ASSIGNMENT:
Please restate the records below verbatim, omitting every image they hold.

------ AVAILABLE DATA

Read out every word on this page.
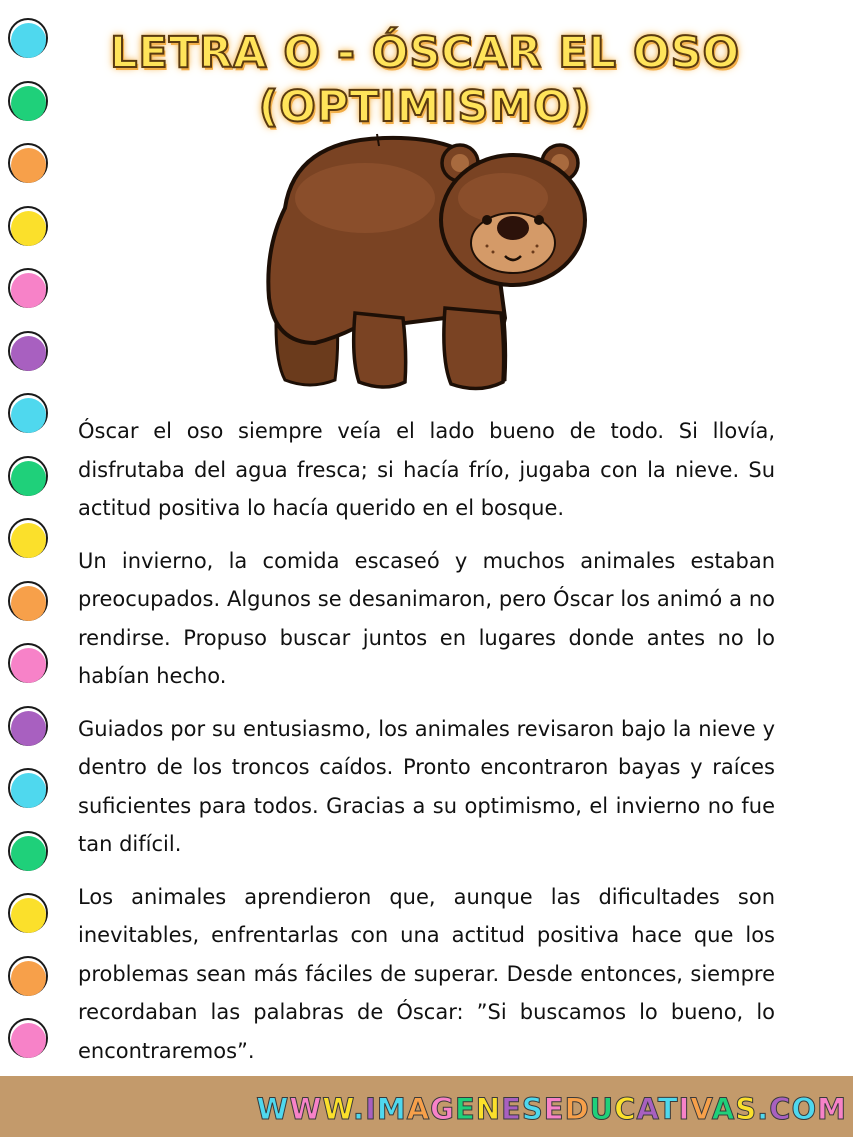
LETRA O - ÓSCAR EL OSO
(OPTIMISMO)

Óscar el oso siempre veía el lado bueno de todo. Si llovía, disfrutaba del agua fresca; si hacía frío, jugaba con la nieve. Su actitud positiva lo hacía querido en el bosque.

Un invierno, la comida escaseó y muchos animales estaban preocupados. Algunos se desanimaron, pero Óscar los animó a no rendirse. Propuso buscar juntos en lugares donde antes no lo habían hecho.

Guiados por su entusiasmo, los animales revisaron bajo la nieve y dentro de los troncos caídos. Pronto encontraron bayas y raíces suficientes para todos. Gracias a su optimismo, el invierno no fue tan difícil.

Los animales aprendieron que, aunque las dificultades son inevitables, enfrentarlas con una actitud positiva hace que los problemas sean más fáciles de superar. Desde entonces, siempre recordaban las palabras de Óscar: ”Si buscamos lo bueno, lo encontraremos”.

WWW.IMAGENESEDUCATIVAS.COM
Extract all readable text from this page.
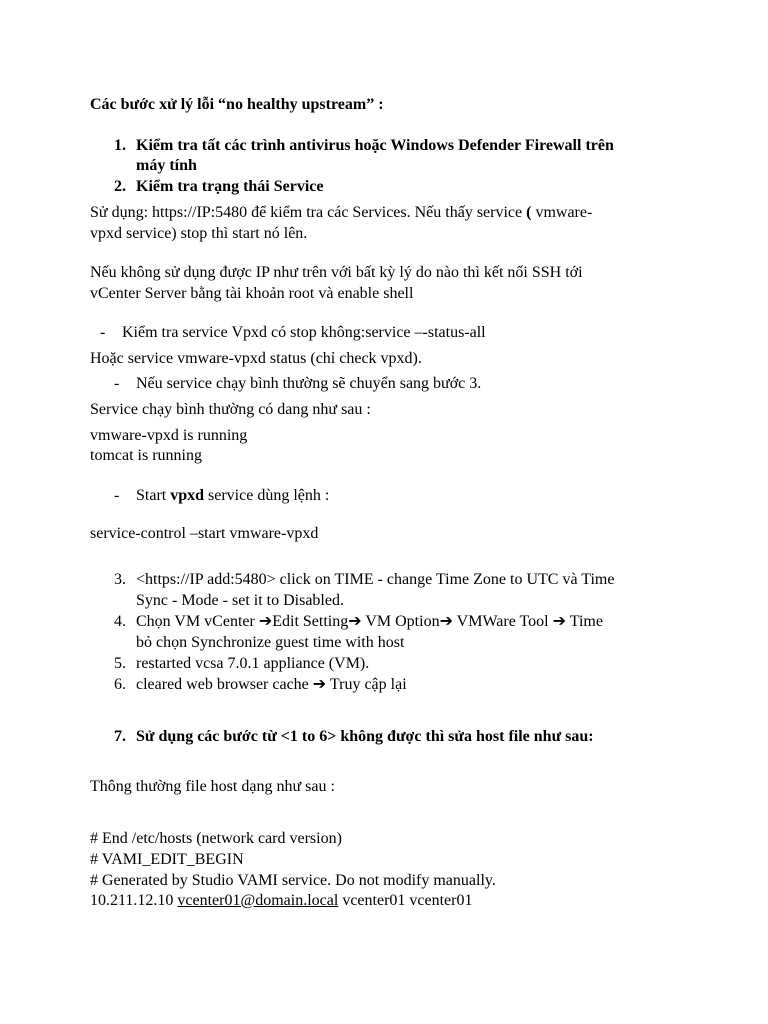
Các bước xử lý lỗi “no healthy upstream” :
1. Kiểm tra tất các trình antivirus hoặc Windows Defender Firewall trên
máy tính
2. Kiểm tra trạng thái Service
Sử dụng: https://IP:5480 để kiểm tra các Services. Nếu thấy service ( vmware-
vpxd service) stop thì start nó lên.
Nếu không sử dụng được IP như trên với bất kỳ lý do nào thì kết nối SSH tới
vCenter Server bằng tài khoản root và enable shell
- Kiểm tra service Vpxd có stop không:service –-status-all
Hoặc service vmware-vpxd status (chỉ check vpxd).
- Nếu service chạy bình thường sẽ chuyển sang bước 3.
Service chạy bình thường có dang như sau :
vmware-vpxd is running
tomcat is running
- Start vpxd service dùng lệnh :
service-control –start vmware-vpxd
3. <https://IP add:5480> click on TIME - change Time Zone to UTC và Time
Sync - Mode - set it to Disabled.
4. Chọn VM vCenter ➔Edit Setting➔ VM Option➔ VMWare Tool ➔ Time
bỏ chọn Synchronize guest time with host
5. restarted vcsa 7.0.1 appliance (VM).
6. cleared web browser cache ➔ Truy cập lại
7. Sử dụng các bước từ <1 to 6> không được thì sửa host file như sau:
Thông thường file host dạng như sau :
# End /etc/hosts (network card version)
# VAMI_EDIT_BEGIN
# Generated by Studio VAMI service. Do not modify manually.
10.211.12.10 vcenter01@domain.local vcenter01 vcenter01
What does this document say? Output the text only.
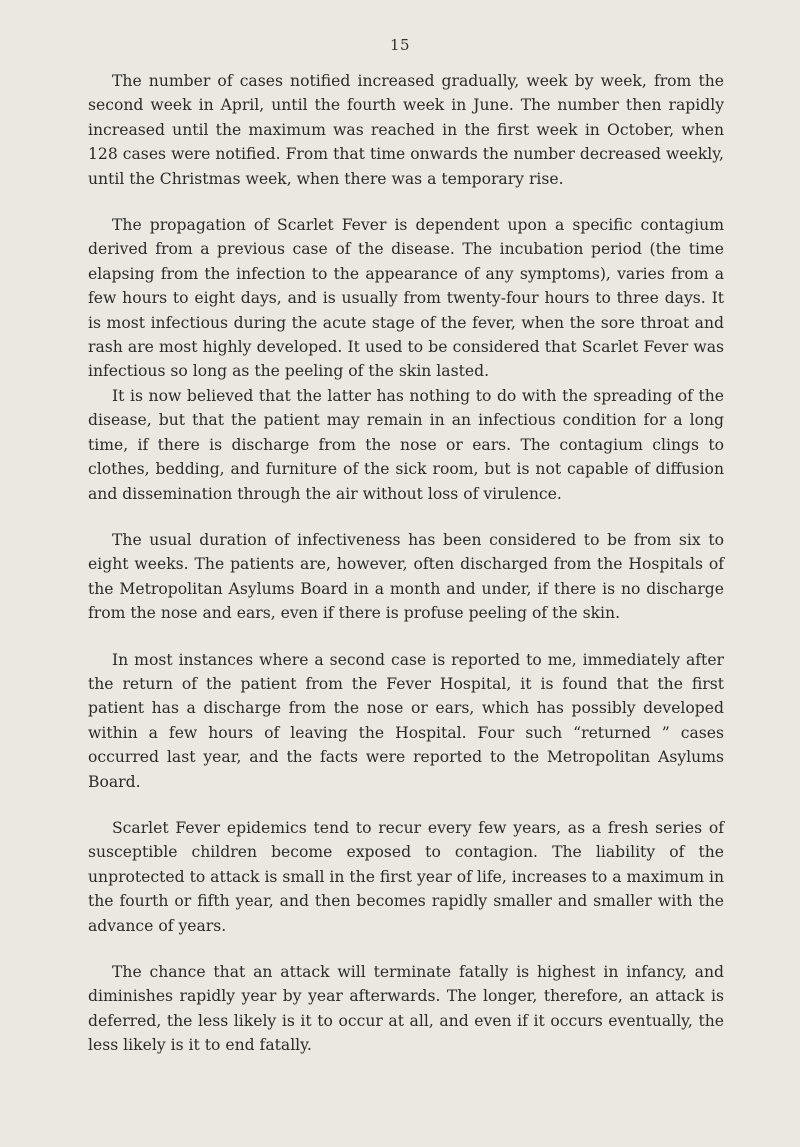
15

The number of cases notified increased gradually, week by week, from the second week in April, until the fourth week in June. The number then rapidly increased until the maximum was reached in the first week in October, when 128 cases were notified. From that time onwards the number decreased weekly, until the Christmas week, when there was a temporary rise.

The propagation of Scarlet Fever is dependent upon a specific contagium derived from a previous case of the disease. The incubation period (the time elapsing from the infection to the appearance of any symptoms), varies from a few hours to eight days, and is usually from twenty-four hours to three days. It is most infectious during the acute stage of the fever, when the sore throat and rash are most highly developed. It used to be considered that Scarlet Fever was infectious so long as the peeling of the skin lasted.

It is now believed that the latter has nothing to do with the spreading of the disease, but that the patient may remain in an infectious condition for a long time, if there is discharge from the nose or ears. The contagium clings to clothes, bedding, and furniture of the sick room, but is not capable of diffusion and dissemination through the air without loss of virulence.

The usual duration of infectiveness has been considered to be from six to eight weeks. The patients are, however, often discharged from the Hospitals of the Metropolitan Asylums Board in a month and under, if there is no discharge from the nose and ears, even if there is profuse peeling of the skin.

In most instances where a second case is reported to me, immediately after the return of the patient from the Fever Hospital, it is found that the first patient has a discharge from the nose or ears, which has possibly developed within a few hours of leaving the Hospital. Four such “returned ” cases occurred last year, and the facts were reported to the Metropolitan Asylums Board.

Scarlet Fever epidemics tend to recur every few years, as a fresh series of susceptible children become exposed to contagion. The liability of the unprotected to attack is small in the first year of life, increases to a maximum in the fourth or fifth year, and then becomes rapidly smaller and smaller with the advance of years.

The chance that an attack will terminate fatally is highest in infancy, and diminishes rapidly year by year afterwards. The longer, therefore, an attack is deferred, the less likely is it to occur at all, and even if it occurs eventually, the less likely is it to end fatally.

------------

EXERCISE RESULT:
Read out every word on this page.
LETRA O - ÓSCAR EL OSO
(OPTIMISMO)

Óscar el oso siempre veía el lado bueno de todo. Si llovía, disfrutaba del agua fresca; si hacía frío, jugaba con la nieve. Su actitud positiva lo hacía querido en el bosque.

Un invierno, la comida escaseó y muchos animales estaban preocupados. Algunos se desanimaron, pero Óscar los animó a no rendirse. Propuso buscar juntos en lugares donde antes no lo habían hecho.

Guiados por su entusiasmo, los animales revisaron bajo la nieve y dentro de los troncos caídos. Pronto encontraron bayas y raíces suficientes para todos. Gracias a su optimismo, el invierno no fue tan difícil.

Los animales aprendieron que, aunque las dificultades son inevitables, enfrentarlas con una actitud positiva hace que los problemas sean más fáciles de superar. Desde entonces, siempre recordaban las palabras de Óscar: ”Si buscamos lo bueno, lo encontraremos”.

WWW.IMAGENESEDUCATIVAS.COM
Extract all readable text from this page.
Các bước xử lý lỗi “no healthy upstream” :
1. Kiểm tra tất các trình antivirus hoặc Windows Defender Firewall trên
máy tính
2. Kiểm tra trạng thái Service
Sử dụng: https://IP:5480 để kiểm tra các Services. Nếu thấy service ( vmware-
vpxd service) stop thì start nó lên.
Nếu không sử dụng được IP như trên với bất kỳ lý do nào thì kết nối SSH tới
vCenter Server bằng tài khoản root và enable shell
- Kiểm tra service Vpxd có stop không:service –-status-all
Hoặc service vmware-vpxd status (chỉ check vpxd).
- Nếu service chạy bình thường sẽ chuyển sang bước 3.
Service chạy bình thường có dang như sau :
vmware-vpxd is running
tomcat is running
- Start vpxd service dùng lệnh :
service-control –start vmware-vpxd
3. <https://IP add:5480> click on TIME - change Time Zone to UTC và Time
Sync - Mode - set it to Disabled.
4. Chọn VM vCenter ➔Edit Setting➔ VM Option➔ VMWare Tool ➔ Time
bỏ chọn Synchronize guest time with host
5. restarted vcsa 7.0.1 appliance (VM).
6. cleared web browser cache ➔ Truy cập lại
7. Sử dụng các bước từ <1 to 6> không được thì sửa host file như sau:
Thông thường file host dạng như sau :
# End /etc/hosts (network card version)
# VAMI_EDIT_BEGIN
# Generated by Studio VAMI service. Do not modify manually.
10.211.12.10 vcenter01@domain.local vcenter01 vcenter01
What does this document say? Output the text only.
15

The number of cases notified increased gradually, week by week, from the second week in April, until the fourth week in June. The number then rapidly increased until the maximum was reached in the first week in October, when 128 cases were notified. From that time onwards the number decreased weekly, until the Christmas week, when there was a temporary rise.

The propagation of Scarlet Fever is dependent upon a specific contagium derived from a previous case of the disease. The incubation period (the time elapsing from the infection to the appearance of any symptoms), varies from a few hours to eight days, and is usually from twenty-four hours to three days. It is most infectious during the acute stage of the fever, when the sore throat and rash are most highly developed. It used to be considered that Scarlet Fever was infectious so long as the peeling of the skin lasted.

It is now believed that the latter has nothing to do with the spreading of the disease, but that the patient may remain in an infectious condition for a long time, if there is discharge from the nose or ears. The contagium clings to clothes, bedding, and furniture of the sick room, but is not capable of diffusion and dissemination through the air without loss of virulence.

The usual duration of infectiveness has been considered to be from six to eight weeks. The patients are, however, often discharged from the Hospitals of the Metropolitan Asylums Board in a month and under, if there is no discharge from the nose and ears, even if there is profuse peeling of the skin.

In most instances where a second case is reported to me, immediately after the return of the patient from the Fever Hospital, it is found that the first patient has a discharge from the nose or ears, which has possibly developed within a few hours of leaving the Hospital. Four such “returned ” cases occurred last year, and the facts were reported to the Metropolitan Asylums Board.

Scarlet Fever epidemics tend to recur every few years, as a fresh series of susceptible children become exposed to contagion. The liability of the unprotected to attack is small in the first year of life, increases to a maximum in the fourth or fifth year, and then becomes rapidly smaller and smaller with the advance of years.

The chance that an attack will terminate fatally is highest in infancy, and diminishes rapidly year by year afterwards. The longer, therefore, an attack is deferred, the less likely is it to occur at all, and even if it occurs eventually, the less likely is it to end fatally.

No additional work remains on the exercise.